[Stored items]
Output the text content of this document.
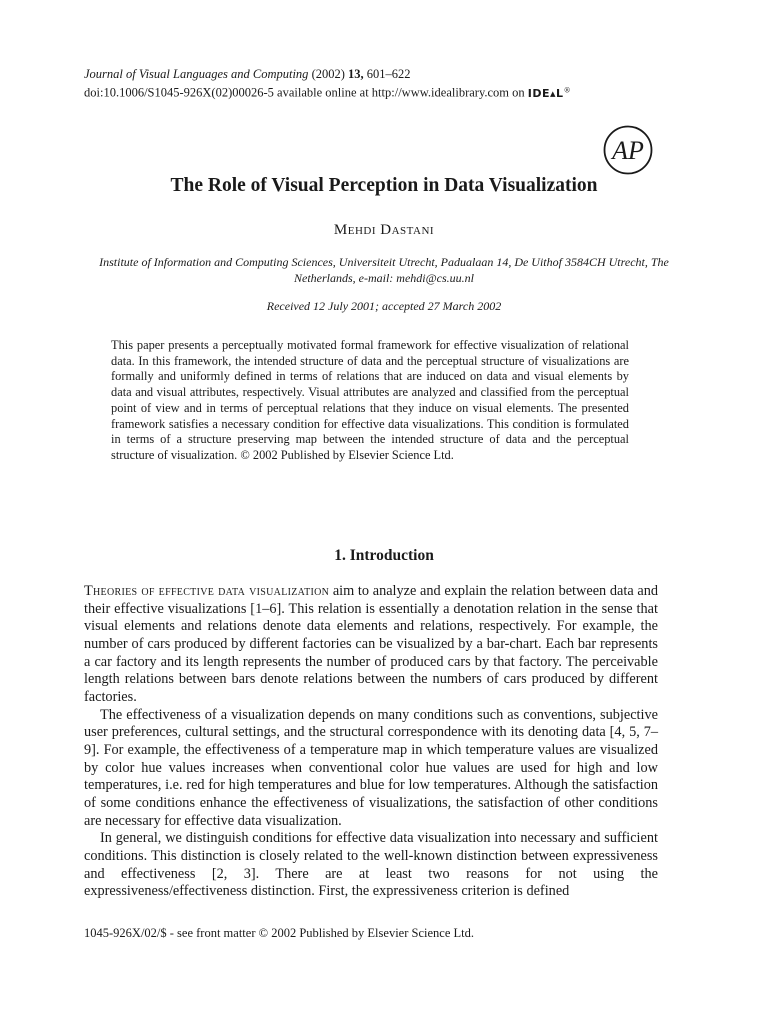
Journal of Visual Languages and Computing (2002) 13, 601–622
doi:10.1006/S1045-926X(02)00026-5 available online at http://www.idealibrary.com on IDE▴L®
AP
The Role of Visual Perception in Data Visualization
Mehdi Dastani
Institute of Information and Computing Sciences, Universiteit Utrecht, Padualaan 14, De Uithof 3584CH Utrecht, The Netherlands, e-mail: mehdi@cs.uu.nl
Received 12 July 2001; accepted 27 March 2002

This paper presents a perceptually motivated formal framework for effective visualization of relational data. In this framework, the intended structure of data and the perceptual structure of visualizations are formally and uniformly defined in terms of relations that are induced on data and visual elements by data and visual attributes, respectively. Visual attributes are analyzed and classified from the perceptual point of view and in terms of perceptual relations that they induce on visual elements. The presented framework satisfies a necessary condition for effective data visualizations. This condition is formulated in terms of a structure preserving map between the intended structure of data and the perceptual structure of visualization. © 2002 Published by Elsevier Science Ltd.

1. Introduction

Theories of effective data visualization aim to analyze and explain the relation between data and their effective visualizations [1–6]. This relation is essentially a denotation relation in the sense that visual elements and relations denote data elements and relations, respectively. For example, the number of cars produced by different factories can be visualized by a bar-chart. Each bar represents a car factory and its length represents the number of produced cars by that factory. The perceivable length relations between bars denote relations between the numbers of cars produced by different factories.

The effectiveness of a visualization depends on many conditions such as conventions, subjective user preferences, cultural settings, and the structural correspondence with its denoting data [4, 5, 7–9]. For example, the effectiveness of a temperature map in which temperature values are visualized by color hue values increases when conventional color hue values are used for high and low temperatures, i.e. red for high temperatures and blue for low temperatures. Although the satisfaction of some conditions enhance the effectiveness of visualizations, the satisfaction of other conditions are necessary for effective data visualization.

In general, we distinguish conditions for effective data visualization into necessary and sufficient conditions. This distinction is closely related to the well-known distinction between expressiveness and effectiveness [2, 3]. There are at least two reasons for not using the expressiveness/effectiveness distinction. First, the expressiveness criterion is defined

1045-926X/02/$ - see front matter © 2002 Published by Elsevier Science Ltd.
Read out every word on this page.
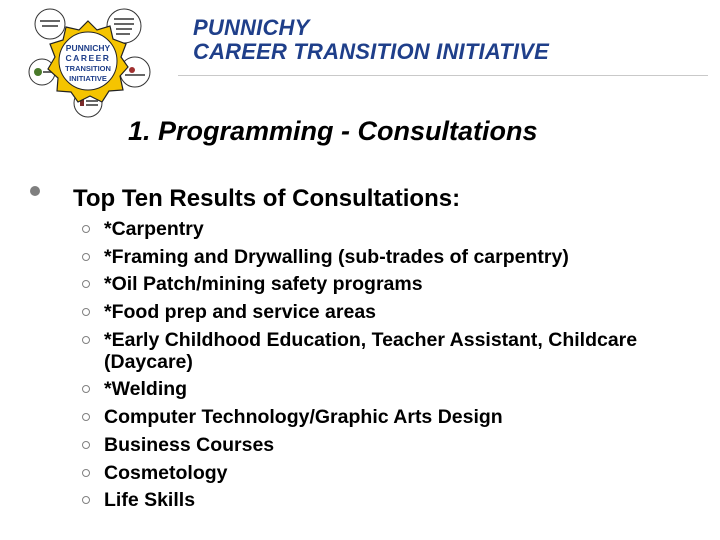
PUNNICHY
CAREER
TRANSITION
INITIATIVE
PUNNICHY
CAREER TRANSITION INITIATIVE
1. Programming - Consultations
Top Ten Results of Consultations:
*Carpentry
*Framing and Drywalling (sub-trades of carpentry)
*Oil Patch/mining safety programs
*Food prep and service areas
*Early Childhood Education, Teacher Assistant, Childcare (Daycare)
*Welding
Computer Technology/Graphic Arts Design
Business Courses
Cosmetology
Life Skills
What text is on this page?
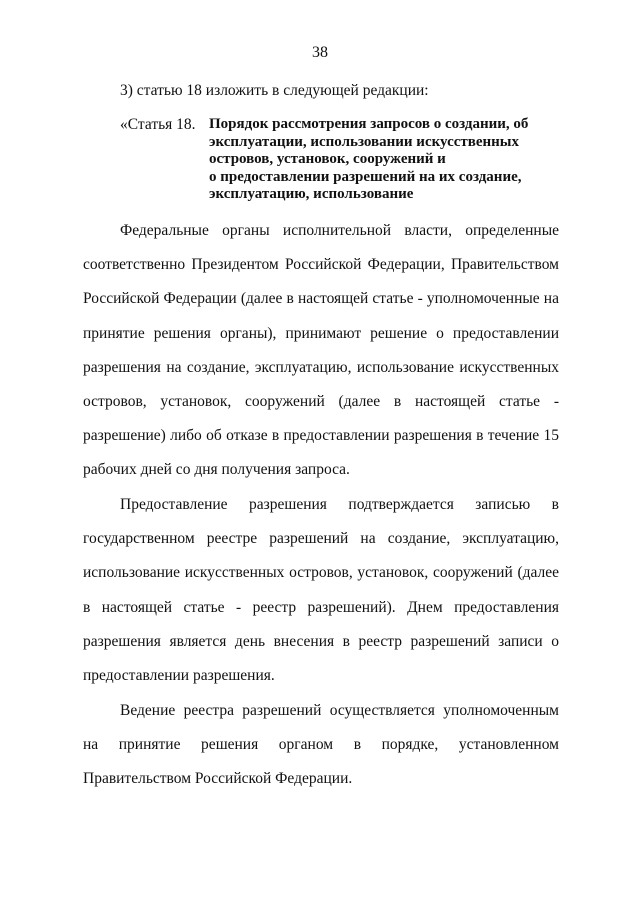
38
3) статью 18 изложить в следующей редакции:
«Статья 18. Порядок рассмотрения запросов о создании, об
эксплуатации, использовании искусственных
островов, установок, сооружений и
о предоставлении разрешений на их создание,
эксплуатацию, использование

Федеральные органы исполнительной власти, определенные соответственно Президентом Российской Федерации, Правительством Российской Федерации (далее в настоящей статье - уполномоченные на принятие решения органы), принимают решение о предоставлении разрешения на создание, эксплуатацию, использование искусственных островов, установок, сооружений (далее в настоящей статье - разрешение) либо об отказе в предоставлении разрешения в течение 15 рабочих дней со дня получения запроса.

Предоставление разрешения подтверждается записью в государственном реестре разрешений на создание, эксплуатацию, использование искусственных островов, установок, сооружений (далее в настоящей статье - реестр разрешений). Днем предоставления разрешения является день внесения в реестр разрешений записи о предоставлении разрешения.

Ведение реестра разрешений осуществляется уполномоченным на принятие решения органом в порядке, установленном Правительством Российской Федерации.
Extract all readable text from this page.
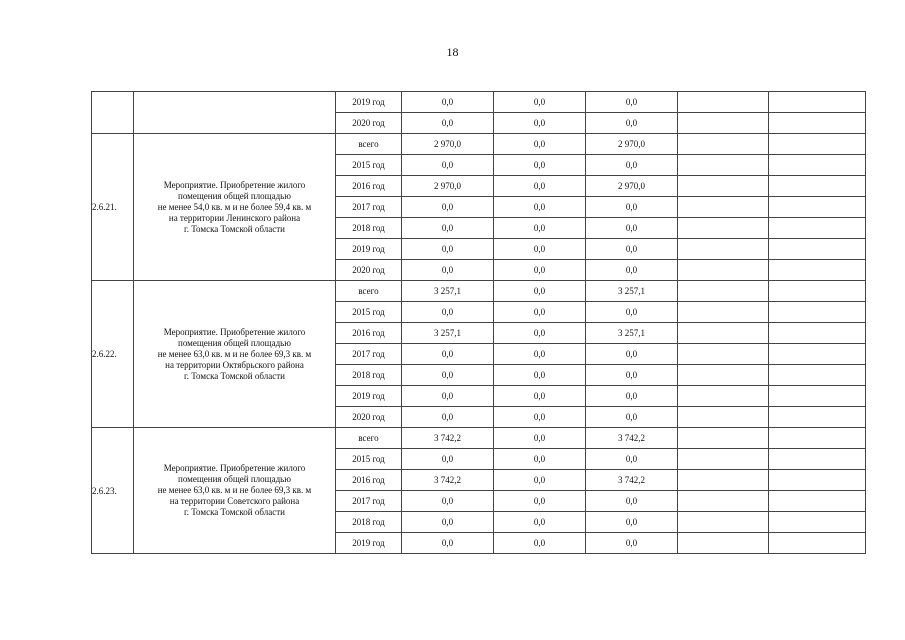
18
		2019 год	0,0	0,0	0,0		
		2020 год	0,0	0,0	0,0		
2.6.21.	Мероприятие. Приобретение жилого
помещения общей площадью
не менее 54,0 кв. м и не более 59,4 кв. м
на территории Ленинского района
г. Томска Томской области	всего	2 970,0	0,0	2 970,0		
		2015 год	0,0	0,0	0,0		
		2016 год	2 970,0	0,0	2 970,0		
		2017 год	0,0	0,0	0,0		
		2018 год	0,0	0,0	0,0		
		2019 год	0,0	0,0	0,0		
		2020 год	0,0	0,0	0,0		
2.6.22.	Мероприятие. Приобретение жилого
помещения общей площадью
не менее 63,0 кв. м и не более 69,3 кв. м
на территории Октябрьского района
г. Томска Томской области	всего	3 257,1	0,0	3 257,1		
		2015 год	0,0	0,0	0,0		
		2016 год	3 257,1	0,0	3 257,1		
		2017 год	0,0	0,0	0,0		
		2018 год	0,0	0,0	0,0		
		2019 год	0,0	0,0	0,0		
		2020 год	0,0	0,0	0,0		
2.6.23.	Мероприятие. Приобретение жилого
помещения общей площадью
не менее 63,0 кв. м и не более 69,3 кв. м
на территории Советского района
г. Томска Томской области	всего	3 742,2	0,0	3 742,2		
		2015 год	0,0	0,0	0,0		
		2016 год	3 742,2	0,0	3 742,2		
		2017 год	0,0	0,0	0,0		
		2018 год	0,0	0,0	0,0		
		2019 год	0,0	0,0	0,0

Exercise brief =>
Set down the material above as is, without any pictures.

Solution below =>
Output the text content of this document.
Journal of Visual Languages and Computing (2002) 13, 601–622
doi:10.1006/S1045-926X(02)00026-5 available online at http://www.idealibrary.com on IDE▴L®
AP
The Role of Visual Perception in Data Visualization
Mehdi Dastani
Institute of Information and Computing Sciences, Universiteit Utrecht, Padualaan 14, De Uithof 3584CH Utrecht, The Netherlands, e-mail: mehdi@cs.uu.nl
Received 12 July 2001; accepted 27 March 2002

This paper presents a perceptually motivated formal framework for effective visualization of relational data. In this framework, the intended structure of data and the perceptual structure of visualizations are formally and uniformly defined in terms of relations that are induced on data and visual elements by data and visual attributes, respectively. Visual attributes are analyzed and classified from the perceptual point of view and in terms of perceptual relations that they induce on visual elements. The presented framework satisfies a necessary condition for effective data visualizations. This condition is formulated in terms of a structure preserving map between the intended structure of data and the perceptual structure of visualization. © 2002 Published by Elsevier Science Ltd.

1. Introduction

Theories of effective data visualization aim to analyze and explain the relation between data and their effective visualizations [1–6]. This relation is essentially a denotation relation in the sense that visual elements and relations denote data elements and relations, respectively. For example, the number of cars produced by different factories can be visualized by a bar-chart. Each bar represents a car factory and its length represents the number of produced cars by that factory. The perceivable length relations between bars denote relations between the numbers of cars produced by different factories.

The effectiveness of a visualization depends on many conditions such as conventions, subjective user preferences, cultural settings, and the structural correspondence with its denoting data [4, 5, 7–9]. For example, the effectiveness of a temperature map in which temperature values are visualized by color hue values increases when conventional color hue values are used for high and low temperatures, i.e. red for high temperatures and blue for low temperatures. Although the satisfaction of some conditions enhance the effectiveness of visualizations, the satisfaction of other conditions are necessary for effective data visualization.

In general, we distinguish conditions for effective data visualization into necessary and sufficient conditions. This distinction is closely related to the well-known distinction between expressiveness and effectiveness [2, 3]. There are at least two reasons for not using the expressiveness/effectiveness distinction. First, the expressiveness criterion is defined

1045-926X/02/$ - see front matter © 2002 Published by Elsevier Science Ltd.
Read out every word on this page.
PUNNICHY
CAREER
TRANSITION
INITIATIVE
PUNNICHY
CAREER TRANSITION INITIATIVE
1. Programming - Consultations
Top Ten Results of Consultations:
*Carpentry
*Framing and Drywalling (sub-trades of carpentry)
*Oil Patch/mining safety programs
*Food prep and service areas
*Early Childhood Education, Teacher Assistant, Childcare (Daycare)
*Welding
Computer Technology/Graphic Arts Design
Business Courses
Cosmetology
Life Skills
What text is on this page?
38
3) статью 18 изложить в следующей редакции:
«Статья 18. Порядок рассмотрения запросов о создании, об
эксплуатации, использовании искусственных
островов, установок, сооружений и
о предоставлении разрешений на их создание,
эксплуатацию, использование

Федеральные органы исполнительной власти, определенные соответственно Президентом Российской Федерации, Правительством Российской Федерации (далее в настоящей статье - уполномоченные на принятие решения органы), принимают решение о предоставлении разрешения на создание, эксплуатацию, использование искусственных островов, установок, сооружений (далее в настоящей статье - разрешение) либо об отказе в предоставлении разрешения в течение 15 рабочих дней со дня получения запроса.

Предоставление разрешения подтверждается записью в государственном реестре разрешений на создание, эксплуатацию, использование искусственных островов, установок, сооружений (далее в настоящей статье - реестр разрешений). Днем предоставления разрешения является день внесения в реестр разрешений записи о предоставлении разрешения.

Ведение реестра разрешений осуществляется уполномоченным на принятие решения органом в порядке, установленном Правительством Российской Федерации.
Extract all readable text from this page.
18
		2019 год	0,0	0,0	0,0		
		2020 год	0,0	0,0	0,0		
2.6.21.	Мероприятие. Приобретение жилого
помещения общей площадью
не менее 54,0 кв. м и не более 59,4 кв. м
на территории Ленинского района
г. Томска Томской области	всего	2 970,0	0,0	2 970,0		
		2015 год	0,0	0,0	0,0		
		2016 год	2 970,0	0,0	2 970,0		
		2017 год	0,0	0,0	0,0		
		2018 год	0,0	0,0	0,0		
		2019 год	0,0	0,0	0,0		
		2020 год	0,0	0,0	0,0		
2.6.22.	Мероприятие. Приобретение жилого
помещения общей площадью
не менее 63,0 кв. м и не более 69,3 кв. м
на территории Октябрьского района
г. Томска Томской области	всего	3 257,1	0,0	3 257,1		
		2015 год	0,0	0,0	0,0		
		2016 год	3 257,1	0,0	3 257,1		
		2017 год	0,0	0,0	0,0		
		2018 год	0,0	0,0	0,0		
		2019 год	0,0	0,0	0,0		
		2020 год	0,0	0,0	0,0		
2.6.23.	Мероприятие. Приобретение жилого
помещения общей площадью
не менее 63,0 кв. м и не более 69,3 кв. м
на территории Советского района
г. Томска Томской области	всего	3 742,2	0,0	3 742,2		
		2015 год	0,0	0,0	0,0		
		2016 год	3 742,2	0,0	3 742,2		
		2017 год	0,0	0,0	0,0		
		2018 год	0,0	0,0	0,0		
		2019 год	0,0	0,0	0,0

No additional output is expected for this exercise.